EXERCISE PROMPT: Search the data for the word "screenshot" and copy every line that contains it.

PROVIDED DATA:
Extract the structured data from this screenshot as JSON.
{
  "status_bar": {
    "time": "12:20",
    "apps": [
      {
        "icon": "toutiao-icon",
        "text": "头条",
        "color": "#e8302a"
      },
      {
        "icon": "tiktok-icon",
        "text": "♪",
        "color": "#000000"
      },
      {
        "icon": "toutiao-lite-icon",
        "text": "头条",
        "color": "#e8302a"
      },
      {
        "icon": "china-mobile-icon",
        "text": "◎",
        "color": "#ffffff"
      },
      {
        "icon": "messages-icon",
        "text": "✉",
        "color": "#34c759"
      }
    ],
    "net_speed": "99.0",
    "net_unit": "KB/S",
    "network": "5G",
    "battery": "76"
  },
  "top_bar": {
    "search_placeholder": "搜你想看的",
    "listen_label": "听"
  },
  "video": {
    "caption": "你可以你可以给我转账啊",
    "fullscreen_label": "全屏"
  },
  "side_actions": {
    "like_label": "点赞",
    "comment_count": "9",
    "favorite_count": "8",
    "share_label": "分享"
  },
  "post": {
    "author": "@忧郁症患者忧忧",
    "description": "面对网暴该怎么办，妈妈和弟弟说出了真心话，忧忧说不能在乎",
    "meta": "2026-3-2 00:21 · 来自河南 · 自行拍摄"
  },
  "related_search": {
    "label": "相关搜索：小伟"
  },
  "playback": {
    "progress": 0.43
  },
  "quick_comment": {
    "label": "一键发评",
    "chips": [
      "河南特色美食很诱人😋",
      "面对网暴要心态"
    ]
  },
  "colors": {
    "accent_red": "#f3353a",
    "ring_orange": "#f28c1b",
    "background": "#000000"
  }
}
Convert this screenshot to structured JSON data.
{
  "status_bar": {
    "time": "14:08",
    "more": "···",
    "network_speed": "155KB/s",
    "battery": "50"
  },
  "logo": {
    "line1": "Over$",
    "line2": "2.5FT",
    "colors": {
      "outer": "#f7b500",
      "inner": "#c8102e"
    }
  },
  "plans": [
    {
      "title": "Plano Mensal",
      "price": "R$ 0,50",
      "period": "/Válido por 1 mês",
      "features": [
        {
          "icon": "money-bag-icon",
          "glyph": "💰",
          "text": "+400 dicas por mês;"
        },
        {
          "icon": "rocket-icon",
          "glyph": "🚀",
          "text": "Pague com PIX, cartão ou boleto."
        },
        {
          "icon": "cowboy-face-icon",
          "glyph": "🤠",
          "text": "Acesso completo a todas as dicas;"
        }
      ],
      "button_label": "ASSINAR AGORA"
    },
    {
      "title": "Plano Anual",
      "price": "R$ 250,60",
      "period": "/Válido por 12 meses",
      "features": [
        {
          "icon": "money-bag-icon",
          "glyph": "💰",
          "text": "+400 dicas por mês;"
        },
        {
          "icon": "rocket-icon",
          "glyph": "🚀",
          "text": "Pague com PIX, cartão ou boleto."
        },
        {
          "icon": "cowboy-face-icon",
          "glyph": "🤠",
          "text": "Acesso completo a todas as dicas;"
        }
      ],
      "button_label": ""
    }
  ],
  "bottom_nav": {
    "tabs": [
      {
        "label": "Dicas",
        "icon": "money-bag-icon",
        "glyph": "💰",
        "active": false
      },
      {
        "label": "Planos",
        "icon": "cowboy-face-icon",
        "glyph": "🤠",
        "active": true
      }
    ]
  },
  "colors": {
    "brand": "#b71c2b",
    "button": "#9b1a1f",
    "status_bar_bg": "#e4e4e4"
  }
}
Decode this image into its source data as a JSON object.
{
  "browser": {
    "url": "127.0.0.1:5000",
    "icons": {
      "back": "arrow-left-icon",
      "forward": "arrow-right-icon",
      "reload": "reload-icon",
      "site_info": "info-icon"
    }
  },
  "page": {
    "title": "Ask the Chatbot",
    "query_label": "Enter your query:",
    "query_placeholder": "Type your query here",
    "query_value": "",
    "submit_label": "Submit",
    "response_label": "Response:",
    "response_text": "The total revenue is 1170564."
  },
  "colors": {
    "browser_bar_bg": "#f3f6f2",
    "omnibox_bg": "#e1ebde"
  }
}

RESPONSE TO THIS EXERCISE:
Extract the structured data from this screenshot as JSON.
Convert this screenshot to structured JSON data.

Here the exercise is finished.